Task to complete: Copy every line that mentions the word "What".

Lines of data
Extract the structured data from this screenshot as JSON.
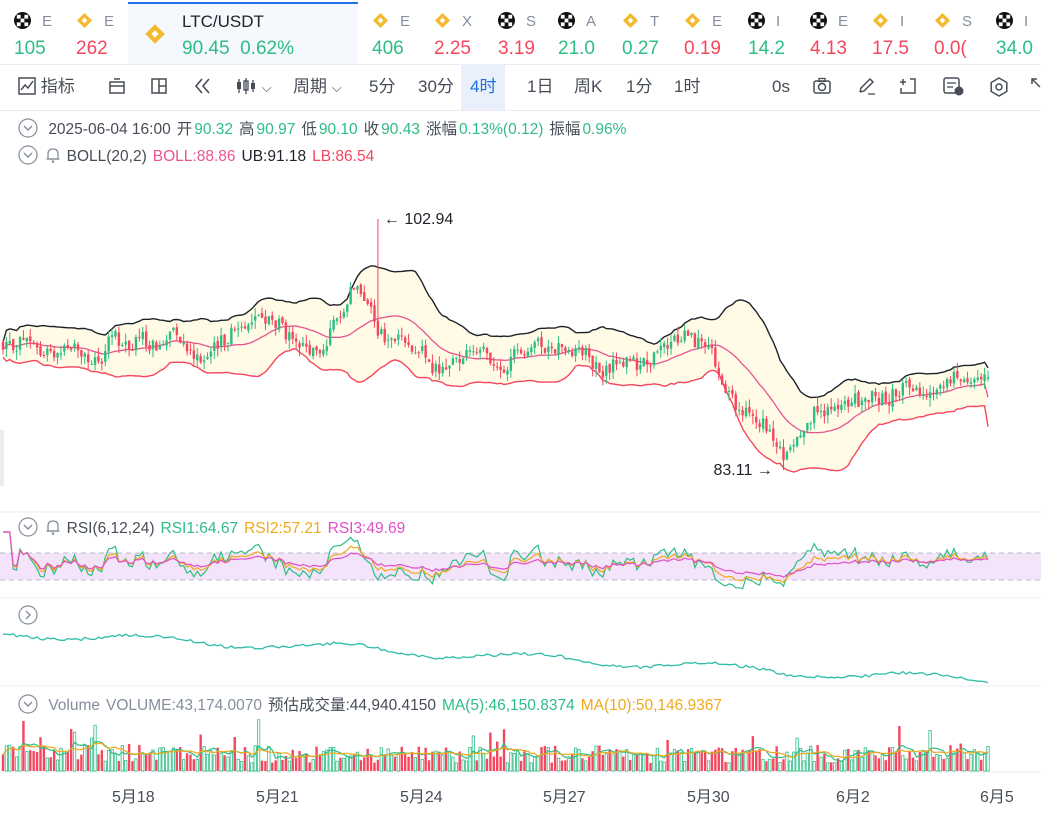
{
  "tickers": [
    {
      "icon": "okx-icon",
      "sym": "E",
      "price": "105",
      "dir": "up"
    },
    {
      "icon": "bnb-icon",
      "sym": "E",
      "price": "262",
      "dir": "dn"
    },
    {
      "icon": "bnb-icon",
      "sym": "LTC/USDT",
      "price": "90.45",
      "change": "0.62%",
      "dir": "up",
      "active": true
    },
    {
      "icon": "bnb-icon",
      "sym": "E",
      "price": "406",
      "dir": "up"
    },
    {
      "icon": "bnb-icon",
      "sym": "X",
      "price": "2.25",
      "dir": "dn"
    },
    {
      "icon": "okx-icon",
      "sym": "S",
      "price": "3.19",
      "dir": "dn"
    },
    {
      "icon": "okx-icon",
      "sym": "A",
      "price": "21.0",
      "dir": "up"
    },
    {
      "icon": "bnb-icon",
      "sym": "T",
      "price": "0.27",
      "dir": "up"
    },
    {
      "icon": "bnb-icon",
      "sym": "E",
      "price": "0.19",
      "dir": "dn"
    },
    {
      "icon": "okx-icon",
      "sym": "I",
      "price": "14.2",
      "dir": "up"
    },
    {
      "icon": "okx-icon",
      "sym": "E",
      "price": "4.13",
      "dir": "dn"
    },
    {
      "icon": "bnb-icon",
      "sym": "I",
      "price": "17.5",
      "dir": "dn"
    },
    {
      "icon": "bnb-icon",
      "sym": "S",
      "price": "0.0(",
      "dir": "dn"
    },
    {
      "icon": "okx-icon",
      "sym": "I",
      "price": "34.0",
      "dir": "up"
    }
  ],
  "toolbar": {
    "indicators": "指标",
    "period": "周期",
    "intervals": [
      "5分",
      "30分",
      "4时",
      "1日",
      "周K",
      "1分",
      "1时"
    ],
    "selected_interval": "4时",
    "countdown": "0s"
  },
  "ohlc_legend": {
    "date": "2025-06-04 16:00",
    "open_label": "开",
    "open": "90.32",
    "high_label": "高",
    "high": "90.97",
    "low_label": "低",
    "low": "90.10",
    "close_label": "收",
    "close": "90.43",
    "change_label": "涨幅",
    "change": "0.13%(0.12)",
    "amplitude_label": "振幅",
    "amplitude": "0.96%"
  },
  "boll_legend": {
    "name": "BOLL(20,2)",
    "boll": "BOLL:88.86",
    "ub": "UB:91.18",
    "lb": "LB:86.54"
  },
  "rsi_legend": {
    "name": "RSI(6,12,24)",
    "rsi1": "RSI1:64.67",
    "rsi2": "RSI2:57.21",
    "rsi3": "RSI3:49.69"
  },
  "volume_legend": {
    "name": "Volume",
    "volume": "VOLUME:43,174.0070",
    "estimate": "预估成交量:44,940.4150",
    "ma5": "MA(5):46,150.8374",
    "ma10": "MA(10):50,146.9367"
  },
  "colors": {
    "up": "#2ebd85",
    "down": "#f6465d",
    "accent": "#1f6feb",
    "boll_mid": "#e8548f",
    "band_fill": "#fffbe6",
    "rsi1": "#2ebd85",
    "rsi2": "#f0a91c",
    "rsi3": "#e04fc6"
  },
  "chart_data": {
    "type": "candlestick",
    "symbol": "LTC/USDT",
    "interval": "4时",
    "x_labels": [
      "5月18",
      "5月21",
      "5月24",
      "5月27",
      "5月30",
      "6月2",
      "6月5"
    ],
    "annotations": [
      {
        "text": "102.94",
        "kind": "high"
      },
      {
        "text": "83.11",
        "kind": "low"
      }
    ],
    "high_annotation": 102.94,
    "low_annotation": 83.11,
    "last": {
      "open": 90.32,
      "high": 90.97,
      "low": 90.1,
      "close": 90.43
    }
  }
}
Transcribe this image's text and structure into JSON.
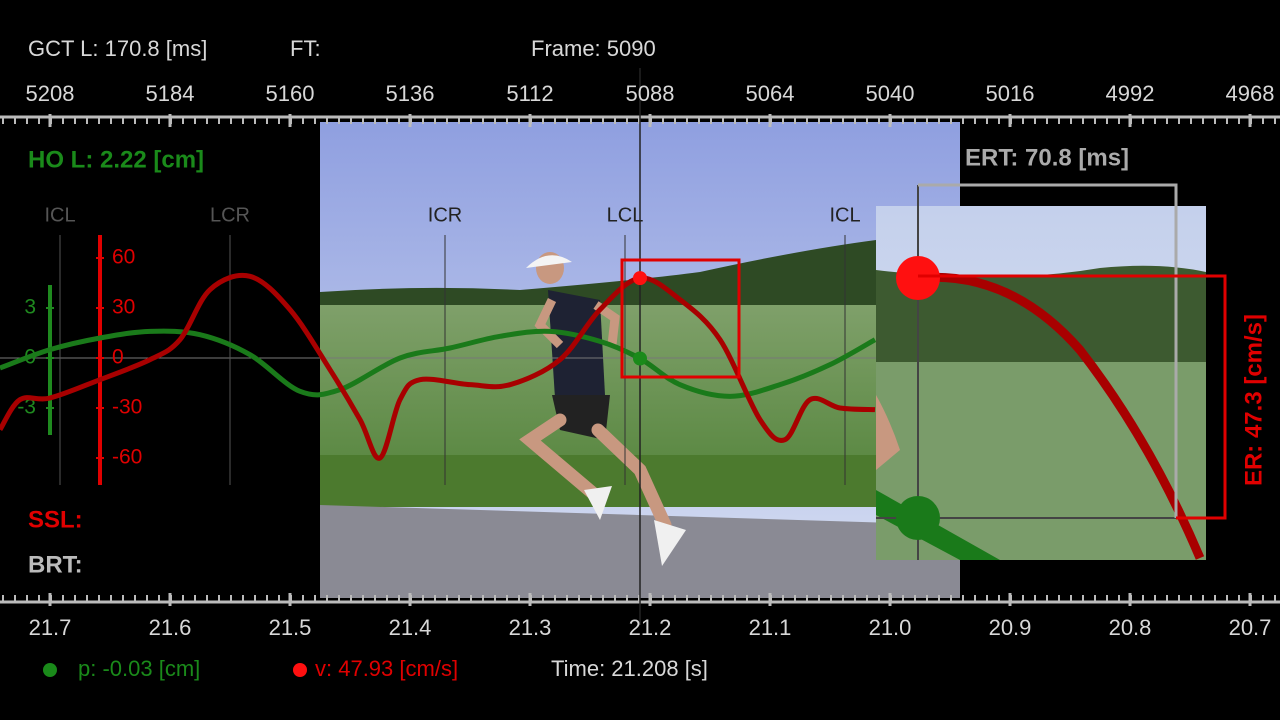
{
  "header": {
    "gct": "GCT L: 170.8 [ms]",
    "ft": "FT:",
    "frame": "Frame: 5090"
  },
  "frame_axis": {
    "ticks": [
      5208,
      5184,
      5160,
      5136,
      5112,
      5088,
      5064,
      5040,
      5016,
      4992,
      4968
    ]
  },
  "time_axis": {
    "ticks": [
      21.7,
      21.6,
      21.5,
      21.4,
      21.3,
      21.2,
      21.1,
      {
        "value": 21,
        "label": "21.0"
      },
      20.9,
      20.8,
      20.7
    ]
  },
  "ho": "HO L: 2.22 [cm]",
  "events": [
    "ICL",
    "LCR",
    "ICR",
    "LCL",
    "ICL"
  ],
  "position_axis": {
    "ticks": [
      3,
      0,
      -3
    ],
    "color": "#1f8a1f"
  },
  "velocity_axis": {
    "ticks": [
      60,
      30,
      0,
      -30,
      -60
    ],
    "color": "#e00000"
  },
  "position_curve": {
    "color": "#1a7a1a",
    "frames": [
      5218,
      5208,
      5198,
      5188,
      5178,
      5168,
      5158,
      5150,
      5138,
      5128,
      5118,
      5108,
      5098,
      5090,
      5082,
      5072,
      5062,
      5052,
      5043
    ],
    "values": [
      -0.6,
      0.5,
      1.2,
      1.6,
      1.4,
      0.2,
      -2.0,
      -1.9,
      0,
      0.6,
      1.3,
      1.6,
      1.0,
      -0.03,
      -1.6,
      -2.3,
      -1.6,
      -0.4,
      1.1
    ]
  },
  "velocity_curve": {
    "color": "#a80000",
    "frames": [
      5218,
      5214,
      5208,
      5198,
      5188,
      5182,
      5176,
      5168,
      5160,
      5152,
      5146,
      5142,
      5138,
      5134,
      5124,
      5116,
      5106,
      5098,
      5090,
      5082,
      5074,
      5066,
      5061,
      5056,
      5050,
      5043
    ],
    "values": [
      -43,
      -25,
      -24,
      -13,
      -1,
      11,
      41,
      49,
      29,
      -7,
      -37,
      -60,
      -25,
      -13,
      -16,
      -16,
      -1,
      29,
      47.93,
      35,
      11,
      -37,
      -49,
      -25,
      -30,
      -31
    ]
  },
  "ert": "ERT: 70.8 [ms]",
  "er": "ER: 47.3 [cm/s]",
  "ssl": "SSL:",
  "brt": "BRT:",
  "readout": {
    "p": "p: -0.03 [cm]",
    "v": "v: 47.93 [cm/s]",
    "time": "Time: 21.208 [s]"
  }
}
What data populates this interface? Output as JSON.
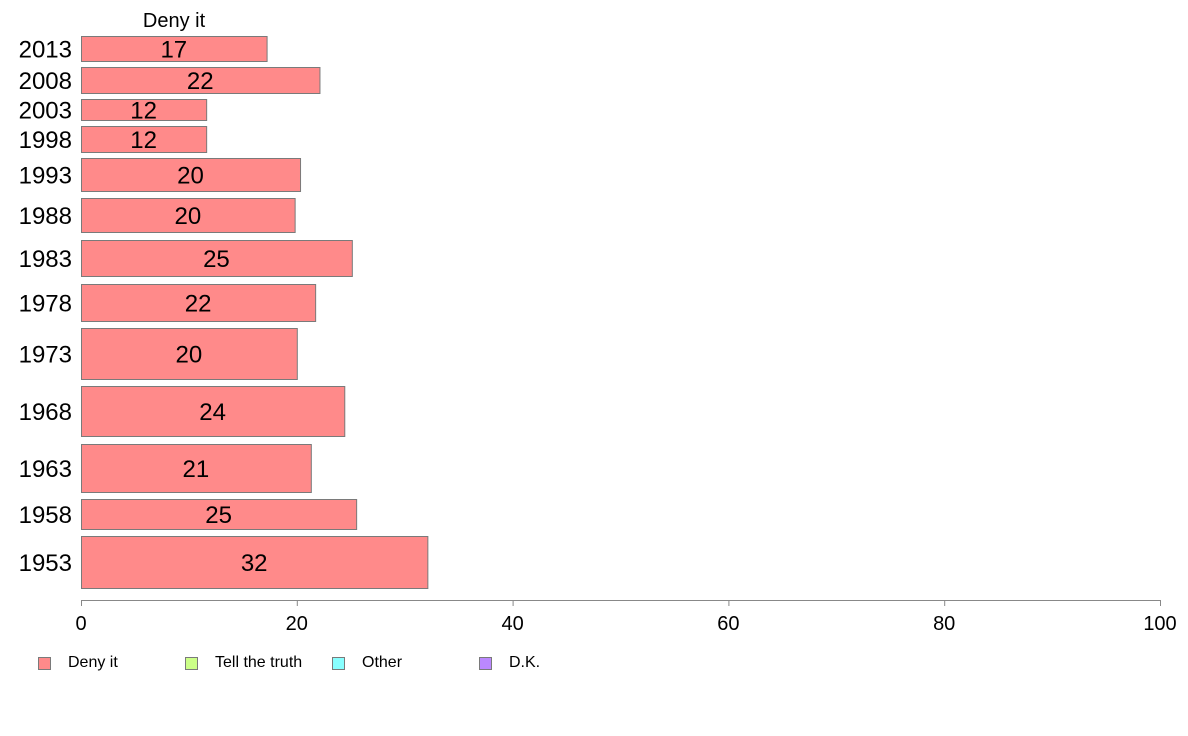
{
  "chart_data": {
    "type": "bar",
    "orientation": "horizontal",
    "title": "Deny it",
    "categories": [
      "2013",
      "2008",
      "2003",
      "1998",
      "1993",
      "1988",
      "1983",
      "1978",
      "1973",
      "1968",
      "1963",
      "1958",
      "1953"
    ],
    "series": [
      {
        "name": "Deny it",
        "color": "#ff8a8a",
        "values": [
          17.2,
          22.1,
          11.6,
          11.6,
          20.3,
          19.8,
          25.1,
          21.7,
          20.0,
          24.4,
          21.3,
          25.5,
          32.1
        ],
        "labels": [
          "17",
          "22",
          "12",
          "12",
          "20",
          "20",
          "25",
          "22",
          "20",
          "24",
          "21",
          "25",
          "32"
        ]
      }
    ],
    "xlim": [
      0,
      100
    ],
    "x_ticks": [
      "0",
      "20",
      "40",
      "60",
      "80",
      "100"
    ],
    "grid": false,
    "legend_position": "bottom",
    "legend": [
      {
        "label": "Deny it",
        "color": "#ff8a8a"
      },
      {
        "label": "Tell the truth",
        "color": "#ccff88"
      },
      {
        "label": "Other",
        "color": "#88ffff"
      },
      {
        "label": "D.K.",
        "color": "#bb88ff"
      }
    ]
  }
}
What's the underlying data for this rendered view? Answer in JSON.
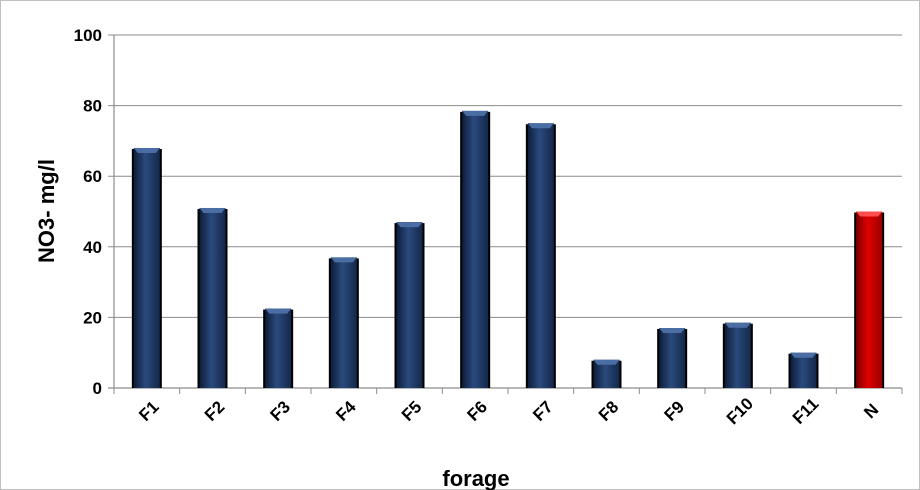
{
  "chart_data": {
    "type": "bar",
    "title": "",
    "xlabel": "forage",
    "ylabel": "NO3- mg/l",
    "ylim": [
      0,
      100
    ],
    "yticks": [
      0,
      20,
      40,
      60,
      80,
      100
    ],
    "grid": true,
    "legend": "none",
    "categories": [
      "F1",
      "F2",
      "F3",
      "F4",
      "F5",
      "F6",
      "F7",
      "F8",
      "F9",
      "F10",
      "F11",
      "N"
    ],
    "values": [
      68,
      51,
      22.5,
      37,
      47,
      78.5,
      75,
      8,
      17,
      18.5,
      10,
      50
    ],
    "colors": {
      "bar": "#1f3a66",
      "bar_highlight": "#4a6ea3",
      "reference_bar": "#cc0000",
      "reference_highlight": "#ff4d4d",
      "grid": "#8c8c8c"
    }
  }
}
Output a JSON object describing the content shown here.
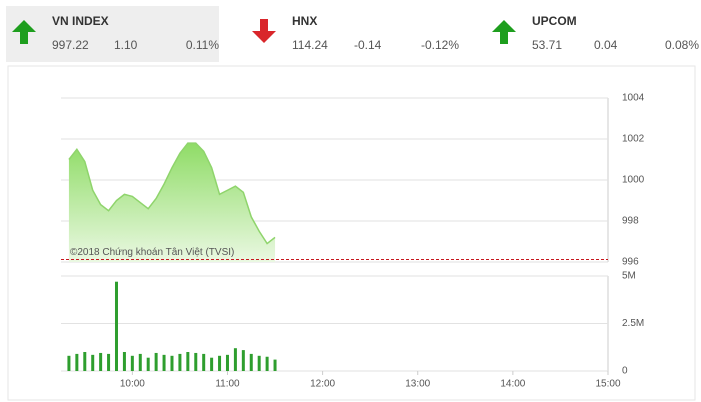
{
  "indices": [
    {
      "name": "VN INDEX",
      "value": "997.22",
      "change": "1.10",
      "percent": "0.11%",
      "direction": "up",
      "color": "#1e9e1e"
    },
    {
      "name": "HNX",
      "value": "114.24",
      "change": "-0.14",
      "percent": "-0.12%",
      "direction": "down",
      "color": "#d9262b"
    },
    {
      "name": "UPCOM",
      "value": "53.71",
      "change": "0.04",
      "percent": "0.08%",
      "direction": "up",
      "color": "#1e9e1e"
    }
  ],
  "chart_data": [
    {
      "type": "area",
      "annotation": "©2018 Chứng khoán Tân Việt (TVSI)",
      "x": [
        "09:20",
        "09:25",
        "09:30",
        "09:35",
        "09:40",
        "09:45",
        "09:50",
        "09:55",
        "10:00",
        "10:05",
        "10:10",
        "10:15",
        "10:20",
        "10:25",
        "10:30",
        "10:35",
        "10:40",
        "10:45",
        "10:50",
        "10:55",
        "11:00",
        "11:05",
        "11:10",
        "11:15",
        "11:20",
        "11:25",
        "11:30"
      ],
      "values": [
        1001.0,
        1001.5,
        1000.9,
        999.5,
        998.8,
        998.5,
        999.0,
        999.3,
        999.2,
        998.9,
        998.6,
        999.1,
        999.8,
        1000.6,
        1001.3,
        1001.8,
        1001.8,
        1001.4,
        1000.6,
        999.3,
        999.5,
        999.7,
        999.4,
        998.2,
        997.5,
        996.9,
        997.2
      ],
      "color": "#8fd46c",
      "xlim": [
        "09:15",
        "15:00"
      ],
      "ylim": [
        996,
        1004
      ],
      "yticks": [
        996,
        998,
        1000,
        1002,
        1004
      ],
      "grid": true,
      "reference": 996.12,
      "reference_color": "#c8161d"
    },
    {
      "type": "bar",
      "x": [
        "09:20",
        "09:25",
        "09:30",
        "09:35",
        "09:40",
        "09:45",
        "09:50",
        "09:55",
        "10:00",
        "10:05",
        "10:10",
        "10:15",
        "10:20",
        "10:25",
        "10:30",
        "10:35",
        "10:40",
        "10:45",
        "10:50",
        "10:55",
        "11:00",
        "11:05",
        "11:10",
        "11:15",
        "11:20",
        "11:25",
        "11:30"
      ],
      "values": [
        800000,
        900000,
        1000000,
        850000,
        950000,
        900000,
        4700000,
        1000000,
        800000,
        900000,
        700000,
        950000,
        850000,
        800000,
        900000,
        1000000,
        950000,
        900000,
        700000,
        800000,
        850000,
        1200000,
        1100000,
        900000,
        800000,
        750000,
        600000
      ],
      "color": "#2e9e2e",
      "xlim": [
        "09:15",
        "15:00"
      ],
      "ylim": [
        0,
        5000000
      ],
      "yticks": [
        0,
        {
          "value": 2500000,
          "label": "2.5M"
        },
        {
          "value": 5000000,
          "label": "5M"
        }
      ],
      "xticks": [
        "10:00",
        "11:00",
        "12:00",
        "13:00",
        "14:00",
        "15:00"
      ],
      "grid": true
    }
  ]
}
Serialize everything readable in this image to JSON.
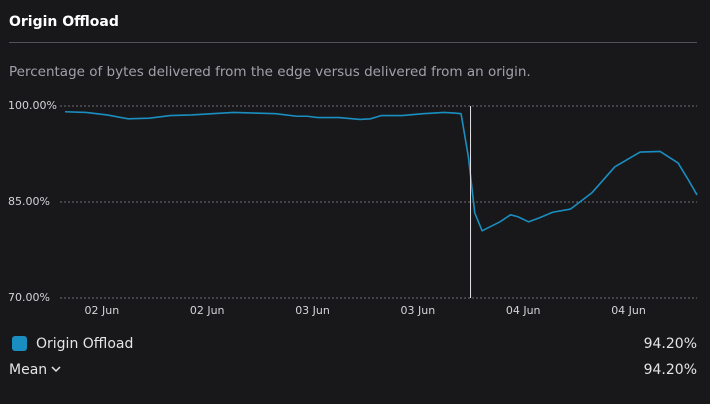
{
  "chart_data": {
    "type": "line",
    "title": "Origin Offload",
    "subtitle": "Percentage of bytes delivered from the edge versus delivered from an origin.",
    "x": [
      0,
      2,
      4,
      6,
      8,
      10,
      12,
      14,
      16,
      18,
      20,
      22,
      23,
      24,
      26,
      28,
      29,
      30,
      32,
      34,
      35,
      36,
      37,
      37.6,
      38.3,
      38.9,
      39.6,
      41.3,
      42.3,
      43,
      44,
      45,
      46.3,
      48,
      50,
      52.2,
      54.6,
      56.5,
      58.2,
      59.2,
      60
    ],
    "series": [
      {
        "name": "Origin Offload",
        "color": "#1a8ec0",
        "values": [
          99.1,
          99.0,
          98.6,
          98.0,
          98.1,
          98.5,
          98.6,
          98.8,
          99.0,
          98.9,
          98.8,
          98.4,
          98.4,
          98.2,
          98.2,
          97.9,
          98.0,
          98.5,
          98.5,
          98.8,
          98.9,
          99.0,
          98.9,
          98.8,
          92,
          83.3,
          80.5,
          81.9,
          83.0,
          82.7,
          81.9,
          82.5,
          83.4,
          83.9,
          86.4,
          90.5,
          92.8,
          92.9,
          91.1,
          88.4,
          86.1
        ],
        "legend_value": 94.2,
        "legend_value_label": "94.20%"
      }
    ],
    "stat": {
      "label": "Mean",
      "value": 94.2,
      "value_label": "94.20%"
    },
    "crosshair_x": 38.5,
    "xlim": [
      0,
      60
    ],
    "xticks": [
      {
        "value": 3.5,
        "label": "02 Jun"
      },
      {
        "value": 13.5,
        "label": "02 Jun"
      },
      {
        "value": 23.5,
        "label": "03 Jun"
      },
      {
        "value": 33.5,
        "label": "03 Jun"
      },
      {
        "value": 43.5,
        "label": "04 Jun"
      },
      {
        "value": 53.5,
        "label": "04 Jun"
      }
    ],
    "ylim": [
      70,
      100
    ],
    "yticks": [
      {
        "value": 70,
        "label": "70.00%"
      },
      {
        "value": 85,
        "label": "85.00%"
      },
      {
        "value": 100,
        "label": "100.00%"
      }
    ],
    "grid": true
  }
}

Complete output:
What data populates this interface? Output as JSON.
What's the underlying data for this rendered view? Answer in JSON.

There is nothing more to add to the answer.